Prompt ▸ Scan the data. Collect each line that contains the word "elől".

[BEGIN Exercise data]

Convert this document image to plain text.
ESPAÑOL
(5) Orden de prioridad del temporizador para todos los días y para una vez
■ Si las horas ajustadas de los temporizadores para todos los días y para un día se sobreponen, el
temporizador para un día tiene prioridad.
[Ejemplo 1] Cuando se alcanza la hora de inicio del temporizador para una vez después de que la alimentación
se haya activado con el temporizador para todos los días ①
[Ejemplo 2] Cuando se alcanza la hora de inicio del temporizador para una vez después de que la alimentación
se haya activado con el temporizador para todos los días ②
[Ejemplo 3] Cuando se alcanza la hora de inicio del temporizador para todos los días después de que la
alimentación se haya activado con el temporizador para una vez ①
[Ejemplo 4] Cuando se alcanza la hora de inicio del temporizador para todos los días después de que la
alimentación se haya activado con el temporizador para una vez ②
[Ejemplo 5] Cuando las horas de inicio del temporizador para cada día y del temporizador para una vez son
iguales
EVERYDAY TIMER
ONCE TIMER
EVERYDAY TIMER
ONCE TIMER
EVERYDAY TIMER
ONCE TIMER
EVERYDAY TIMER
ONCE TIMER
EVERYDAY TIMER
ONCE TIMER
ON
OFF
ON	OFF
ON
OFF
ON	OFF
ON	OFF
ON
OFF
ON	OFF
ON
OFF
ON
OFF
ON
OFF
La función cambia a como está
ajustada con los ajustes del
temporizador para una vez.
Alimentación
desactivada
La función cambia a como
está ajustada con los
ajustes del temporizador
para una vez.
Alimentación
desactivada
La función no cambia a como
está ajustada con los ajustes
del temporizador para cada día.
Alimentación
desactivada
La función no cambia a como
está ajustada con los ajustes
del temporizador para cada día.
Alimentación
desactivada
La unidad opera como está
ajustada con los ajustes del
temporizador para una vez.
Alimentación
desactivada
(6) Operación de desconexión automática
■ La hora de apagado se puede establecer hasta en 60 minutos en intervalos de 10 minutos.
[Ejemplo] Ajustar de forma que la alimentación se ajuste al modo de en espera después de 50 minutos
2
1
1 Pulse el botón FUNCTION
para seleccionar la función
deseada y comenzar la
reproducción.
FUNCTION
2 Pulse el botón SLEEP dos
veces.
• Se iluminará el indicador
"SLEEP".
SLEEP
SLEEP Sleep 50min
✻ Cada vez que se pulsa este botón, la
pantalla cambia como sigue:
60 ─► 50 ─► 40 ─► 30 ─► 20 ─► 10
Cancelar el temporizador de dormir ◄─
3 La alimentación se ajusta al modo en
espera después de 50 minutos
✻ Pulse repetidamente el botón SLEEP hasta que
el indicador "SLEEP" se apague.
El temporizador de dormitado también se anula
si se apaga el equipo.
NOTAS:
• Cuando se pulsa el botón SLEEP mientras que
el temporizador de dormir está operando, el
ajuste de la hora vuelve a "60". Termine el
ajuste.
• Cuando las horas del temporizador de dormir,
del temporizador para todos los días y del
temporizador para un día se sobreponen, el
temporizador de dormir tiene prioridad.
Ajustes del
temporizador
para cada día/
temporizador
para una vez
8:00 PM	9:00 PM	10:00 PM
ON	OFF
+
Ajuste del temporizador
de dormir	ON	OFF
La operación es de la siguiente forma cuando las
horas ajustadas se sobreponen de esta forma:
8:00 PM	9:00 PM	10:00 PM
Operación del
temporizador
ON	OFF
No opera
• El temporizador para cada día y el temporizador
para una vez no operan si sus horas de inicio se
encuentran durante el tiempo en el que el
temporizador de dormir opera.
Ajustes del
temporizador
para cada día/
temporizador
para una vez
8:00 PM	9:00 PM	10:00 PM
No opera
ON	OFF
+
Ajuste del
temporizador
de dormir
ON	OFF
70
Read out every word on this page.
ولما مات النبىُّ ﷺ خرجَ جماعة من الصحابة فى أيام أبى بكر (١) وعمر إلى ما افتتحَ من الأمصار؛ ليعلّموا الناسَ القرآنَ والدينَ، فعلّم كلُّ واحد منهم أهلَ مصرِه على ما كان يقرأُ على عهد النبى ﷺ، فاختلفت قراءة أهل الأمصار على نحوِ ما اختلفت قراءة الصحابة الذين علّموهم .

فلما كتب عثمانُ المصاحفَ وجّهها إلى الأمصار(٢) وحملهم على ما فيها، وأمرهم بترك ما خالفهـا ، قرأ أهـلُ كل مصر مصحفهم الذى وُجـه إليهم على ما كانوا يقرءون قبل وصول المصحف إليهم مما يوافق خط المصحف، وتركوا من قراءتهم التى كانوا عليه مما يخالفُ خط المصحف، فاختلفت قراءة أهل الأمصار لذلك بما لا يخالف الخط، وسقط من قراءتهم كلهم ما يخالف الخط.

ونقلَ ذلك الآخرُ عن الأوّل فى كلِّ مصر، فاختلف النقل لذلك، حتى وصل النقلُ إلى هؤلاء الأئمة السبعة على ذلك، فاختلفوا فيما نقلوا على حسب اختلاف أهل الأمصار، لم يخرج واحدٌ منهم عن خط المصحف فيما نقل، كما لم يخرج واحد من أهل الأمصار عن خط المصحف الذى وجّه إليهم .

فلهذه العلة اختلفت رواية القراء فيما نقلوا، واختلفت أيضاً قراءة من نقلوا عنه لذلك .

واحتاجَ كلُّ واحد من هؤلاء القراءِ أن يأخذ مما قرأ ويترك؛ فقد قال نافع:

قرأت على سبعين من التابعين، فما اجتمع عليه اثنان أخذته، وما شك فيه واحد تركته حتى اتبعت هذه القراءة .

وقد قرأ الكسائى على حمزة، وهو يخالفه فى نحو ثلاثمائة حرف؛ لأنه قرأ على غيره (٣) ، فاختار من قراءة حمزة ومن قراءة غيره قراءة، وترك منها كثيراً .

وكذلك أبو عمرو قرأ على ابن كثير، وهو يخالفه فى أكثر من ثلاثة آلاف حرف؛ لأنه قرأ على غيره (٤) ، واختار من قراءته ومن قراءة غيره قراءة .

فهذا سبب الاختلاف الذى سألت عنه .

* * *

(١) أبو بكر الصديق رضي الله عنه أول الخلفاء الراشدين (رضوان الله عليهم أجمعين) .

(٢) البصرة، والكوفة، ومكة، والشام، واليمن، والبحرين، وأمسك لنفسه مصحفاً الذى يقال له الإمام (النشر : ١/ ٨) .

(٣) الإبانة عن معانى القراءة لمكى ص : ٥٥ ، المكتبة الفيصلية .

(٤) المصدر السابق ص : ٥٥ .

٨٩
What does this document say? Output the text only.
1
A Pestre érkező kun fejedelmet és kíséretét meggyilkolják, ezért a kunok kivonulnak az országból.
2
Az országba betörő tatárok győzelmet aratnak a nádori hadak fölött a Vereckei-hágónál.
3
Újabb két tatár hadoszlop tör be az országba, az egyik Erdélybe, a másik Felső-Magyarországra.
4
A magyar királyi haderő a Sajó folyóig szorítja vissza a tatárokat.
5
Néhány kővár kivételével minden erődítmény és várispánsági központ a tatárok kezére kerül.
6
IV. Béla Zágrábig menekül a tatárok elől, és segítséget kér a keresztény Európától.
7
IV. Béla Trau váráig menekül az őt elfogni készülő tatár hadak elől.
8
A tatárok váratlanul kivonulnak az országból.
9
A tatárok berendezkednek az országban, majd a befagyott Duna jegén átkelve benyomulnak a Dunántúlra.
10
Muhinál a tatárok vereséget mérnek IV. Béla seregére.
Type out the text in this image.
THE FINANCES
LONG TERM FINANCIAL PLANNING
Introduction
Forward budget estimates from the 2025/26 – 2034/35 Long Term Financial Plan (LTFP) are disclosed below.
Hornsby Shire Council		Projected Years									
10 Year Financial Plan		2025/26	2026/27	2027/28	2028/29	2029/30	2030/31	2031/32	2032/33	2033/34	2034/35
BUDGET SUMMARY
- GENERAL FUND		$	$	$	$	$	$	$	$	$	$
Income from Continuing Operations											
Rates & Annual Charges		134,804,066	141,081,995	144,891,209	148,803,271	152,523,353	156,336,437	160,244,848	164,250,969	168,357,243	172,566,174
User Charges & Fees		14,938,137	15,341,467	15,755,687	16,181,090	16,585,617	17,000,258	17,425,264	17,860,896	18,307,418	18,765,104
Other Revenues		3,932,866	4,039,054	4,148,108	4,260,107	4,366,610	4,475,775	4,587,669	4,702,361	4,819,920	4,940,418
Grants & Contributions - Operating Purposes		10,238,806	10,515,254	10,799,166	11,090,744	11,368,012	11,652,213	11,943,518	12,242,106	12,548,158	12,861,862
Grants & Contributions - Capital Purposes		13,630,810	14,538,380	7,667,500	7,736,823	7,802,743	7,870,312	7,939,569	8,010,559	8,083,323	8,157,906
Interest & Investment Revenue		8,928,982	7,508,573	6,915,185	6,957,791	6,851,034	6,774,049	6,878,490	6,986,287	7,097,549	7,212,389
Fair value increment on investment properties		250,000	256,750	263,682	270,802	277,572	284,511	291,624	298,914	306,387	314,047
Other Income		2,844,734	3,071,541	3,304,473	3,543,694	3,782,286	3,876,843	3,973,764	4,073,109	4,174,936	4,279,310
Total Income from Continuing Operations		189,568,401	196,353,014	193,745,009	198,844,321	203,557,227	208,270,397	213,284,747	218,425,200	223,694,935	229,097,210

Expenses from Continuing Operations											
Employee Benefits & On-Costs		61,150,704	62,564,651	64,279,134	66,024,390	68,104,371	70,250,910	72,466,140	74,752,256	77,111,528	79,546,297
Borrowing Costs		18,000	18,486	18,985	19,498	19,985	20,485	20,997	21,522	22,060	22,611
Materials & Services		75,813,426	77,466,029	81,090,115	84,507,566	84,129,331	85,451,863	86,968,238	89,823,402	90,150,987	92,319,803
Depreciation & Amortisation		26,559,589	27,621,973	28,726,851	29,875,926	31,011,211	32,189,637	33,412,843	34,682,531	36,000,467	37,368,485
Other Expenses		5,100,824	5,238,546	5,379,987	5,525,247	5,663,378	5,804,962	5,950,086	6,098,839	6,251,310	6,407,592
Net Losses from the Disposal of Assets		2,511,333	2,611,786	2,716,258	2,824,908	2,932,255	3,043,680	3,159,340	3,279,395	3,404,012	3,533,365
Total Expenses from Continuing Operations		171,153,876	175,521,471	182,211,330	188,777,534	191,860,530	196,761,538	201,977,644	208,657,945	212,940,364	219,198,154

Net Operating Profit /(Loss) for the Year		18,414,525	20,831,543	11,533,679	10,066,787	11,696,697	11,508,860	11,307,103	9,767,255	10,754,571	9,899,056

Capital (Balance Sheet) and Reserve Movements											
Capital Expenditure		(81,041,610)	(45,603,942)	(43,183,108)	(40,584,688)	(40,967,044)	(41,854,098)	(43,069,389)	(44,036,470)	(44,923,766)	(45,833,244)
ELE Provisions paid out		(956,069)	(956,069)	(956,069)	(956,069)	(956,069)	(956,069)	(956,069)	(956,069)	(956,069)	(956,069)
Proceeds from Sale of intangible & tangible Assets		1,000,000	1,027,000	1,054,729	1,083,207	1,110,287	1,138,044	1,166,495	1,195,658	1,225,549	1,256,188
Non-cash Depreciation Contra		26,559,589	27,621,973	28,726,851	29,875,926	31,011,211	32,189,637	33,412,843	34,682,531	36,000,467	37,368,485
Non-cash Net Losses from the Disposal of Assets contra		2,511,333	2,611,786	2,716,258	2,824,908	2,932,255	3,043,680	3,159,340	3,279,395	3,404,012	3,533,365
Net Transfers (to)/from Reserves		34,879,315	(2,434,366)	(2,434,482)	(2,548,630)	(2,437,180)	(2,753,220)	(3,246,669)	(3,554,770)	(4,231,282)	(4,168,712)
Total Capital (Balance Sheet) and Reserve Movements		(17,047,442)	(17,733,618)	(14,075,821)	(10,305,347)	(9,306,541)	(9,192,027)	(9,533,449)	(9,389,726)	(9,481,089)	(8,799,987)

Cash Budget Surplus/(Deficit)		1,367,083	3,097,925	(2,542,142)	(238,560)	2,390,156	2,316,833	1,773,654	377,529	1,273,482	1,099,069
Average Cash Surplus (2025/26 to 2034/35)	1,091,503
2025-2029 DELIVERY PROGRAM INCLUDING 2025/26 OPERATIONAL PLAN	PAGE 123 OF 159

[END Exercise data]

Completed task ▸
IV. Béla Zágrábig menekül a tatárok elől, és segítséget kér a keresztény Európától.
IV. Béla Trau váráig menekül az őt elfogni készülő tatár hadak elől.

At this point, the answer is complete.